Recorded data
══════════

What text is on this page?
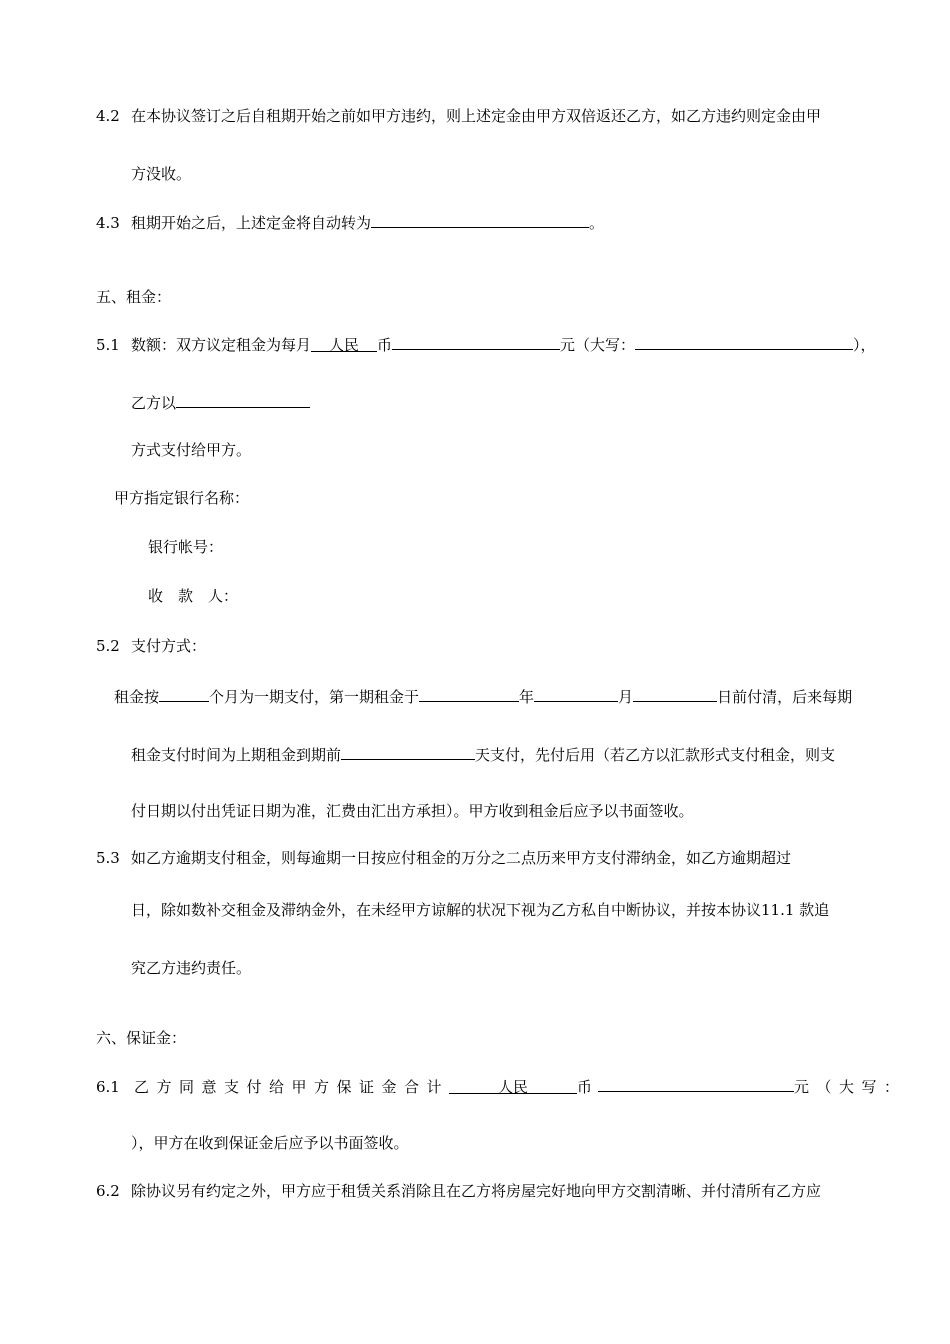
4.2 在本协议签订之后自租期开始之前如甲方违约，则上述定金由甲方双倍返还乙方，如乙方违约则定金由甲
方没收。
4.3 租期开始之后，上述定金将自动转为	。
五、租金：
5.1 数额：双方议定租金为每月 人民 币	元（大写：	），
乙方以
方式支付给甲方。
甲方指定银行名称：
银行帐号：
收　款　人：
5.2 支付方式：
租金按	个月为一期支付，第一期租金于	年	月	日前付清，后来每期
租金支付时间为上期租金到期前	天支付，先付后用（若乙方以汇款形式支付租金，则支
付日期以付出凭证日期为准，汇费由汇出方承担）。甲方收到租金后应予以书面签收。
5.3 如乙方逾期支付租金，则每逾期一日按应付租金的万分之二点历来甲方支付滞纳金，如乙方逾期超过
日，除如数补交租金及滞纳金外，在未经甲方谅解的状况下视为乙方私自中断协议，并按本协议11.1 款追
究乙方违约责任。
六、保证金：
6.1 乙方同意支付给甲方保证金合计	人民	币	元（大写：
），甲方在收到保证金后应予以书面签收。
6.2 除协议另有约定之外，甲方应于租赁关系消除且在乙方将房屋完好地向甲方交割清晰、并付清所有乙方应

══════════

_EXERCISE_.
Repeat each entry exactly as it appears; skip any picture.

_RESULT BELOW_.
What text is on this page?
4.2 在本协议签订之后自租期开始之前如甲方违约，则上述定金由甲方双倍返还乙方，如乙方违约则定金由甲
方没收。
4.3 租期开始之后，上述定金将自动转为	。
五、租金：
5.1 数额：双方议定租金为每月 人民 币	元（大写：	），
乙方以
方式支付给甲方。
甲方指定银行名称：
银行帐号：
收　款　人：
5.2 支付方式：
租金按	个月为一期支付，第一期租金于	年	月	日前付清，后来每期
租金支付时间为上期租金到期前	天支付，先付后用（若乙方以汇款形式支付租金，则支
付日期以付出凭证日期为准，汇费由汇出方承担）。甲方收到租金后应予以书面签收。
5.3 如乙方逾期支付租金，则每逾期一日按应付租金的万分之二点历来甲方支付滞纳金，如乙方逾期超过
日，除如数补交租金及滞纳金外，在未经甲方谅解的状况下视为乙方私自中断协议，并按本协议11.1 款追
究乙方违约责任。
六、保证金：
6.1 乙方同意支付给甲方保证金合计	人民	币	元（大写：
），甲方在收到保证金后应予以书面签收。
6.2 除协议另有约定之外，甲方应于租赁关系消除且在乙方将房屋完好地向甲方交割清晰、并付清所有乙方应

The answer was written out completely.